━━━━━ Materials provided ━━━━━
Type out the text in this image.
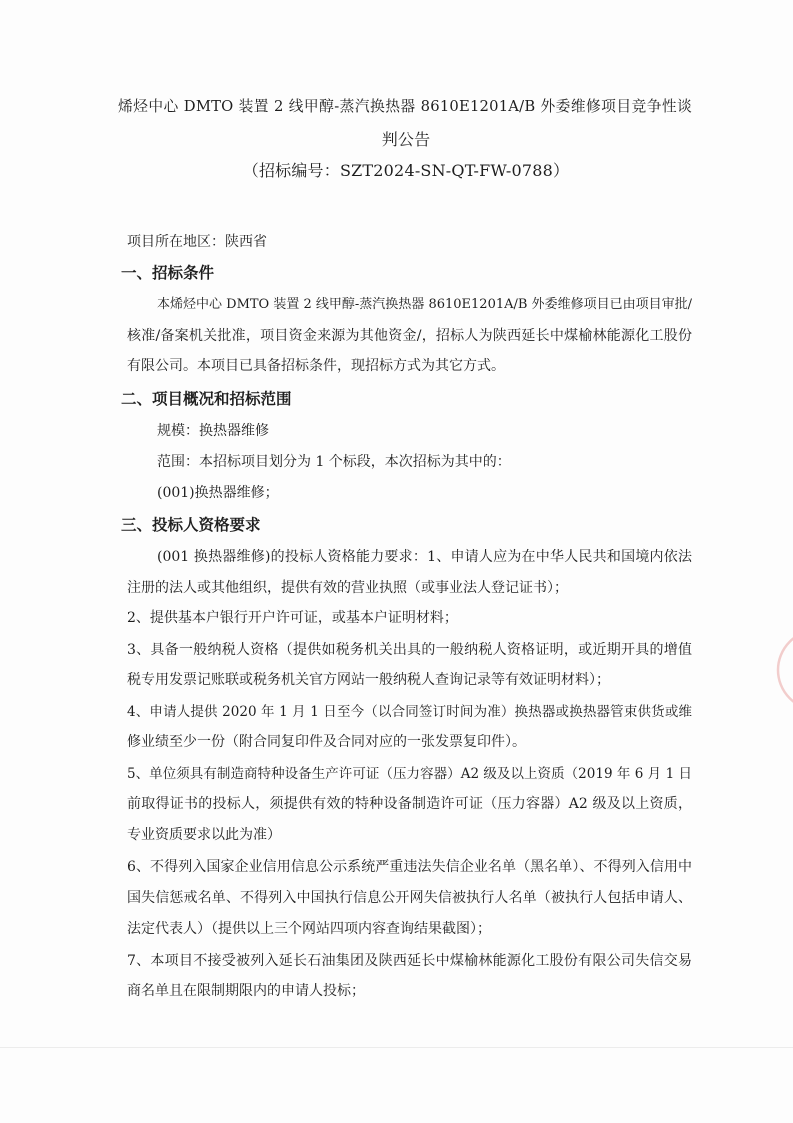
烯烃中心 DMTO 装置 2 线甲醇-蒸汽换热器 8610E1201A/B 外委维修项目竞争性谈
判公告
（招标编号：SZT2024-SN-QT-FW-0788）
项目所在地区：陕西省
一、招标条件
本烯烃中心 DMTO 装置 2 线甲醇-蒸汽换热器 8610E1201A/B 外委维修项目已由项目审批/
核准/备案机关批准，项目资金来源为其他资金/，招标人为陕西延长中煤榆林能源化工股份
有限公司。本项目已具备招标条件，现招标方式为其它方式。
二、项目概况和招标范围
规模：换热器维修
范围：本招标项目划分为 1 个标段，本次招标为其中的：
(001)换热器维修；
三、投标人资格要求
(001 换热器维修)的投标人资格能力要求：1、申请人应为在中华人民共和国境内依法
注册的法人或其他组织，提供有效的营业执照（或事业法人登记证书）；
2、提供基本户银行开户许可证，或基本户证明材料；
3、具备一般纳税人资格（提供如税务机关出具的一般纳税人资格证明，或近期开具的增值
税专用发票记账联或税务机关官方网站一般纳税人查询记录等有效证明材料）；
4、申请人提供 2020 年 1 月 1 日至今（以合同签订时间为准）换热器或换热器管束供货或维
修业绩至少一份（附合同复印件及合同对应的一张发票复印件）。
5、单位须具有制造商特种设备生产许可证（压力容器）A2 级及以上资质（2019 年 6 月 1 日
前取得证书的投标人，须提供有效的特种设备制造许可证（压力容器）A2 级及以上资质，
专业资质要求以此为准）
6、不得列入国家企业信用信息公示系统严重违法失信企业名单（黑名单）、不得列入信用中
国失信惩戒名单、不得列入中国执行信息公开网失信被执行人名单（被执行人包括申请人、
法定代表人）（提供以上三个网站四项内容查询结果截图）；
7、本项目不接受被列入延长石油集团及陕西延长中煤榆林能源化工股份有限公司失信交易
商名单且在限制期限内的申请人投标；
━━━━━
- Written problem
Scan the data for the word "压力容器" and copy every line where it shows up.

- Task response
5、单位须具有制造商特种设备生产许可证（压力容器）A2 级及以上资质（2019 年 6 月 1 日
前取得证书的投标人，须提供有效的特种设备制造许可证（压力容器）A2 级及以上资质，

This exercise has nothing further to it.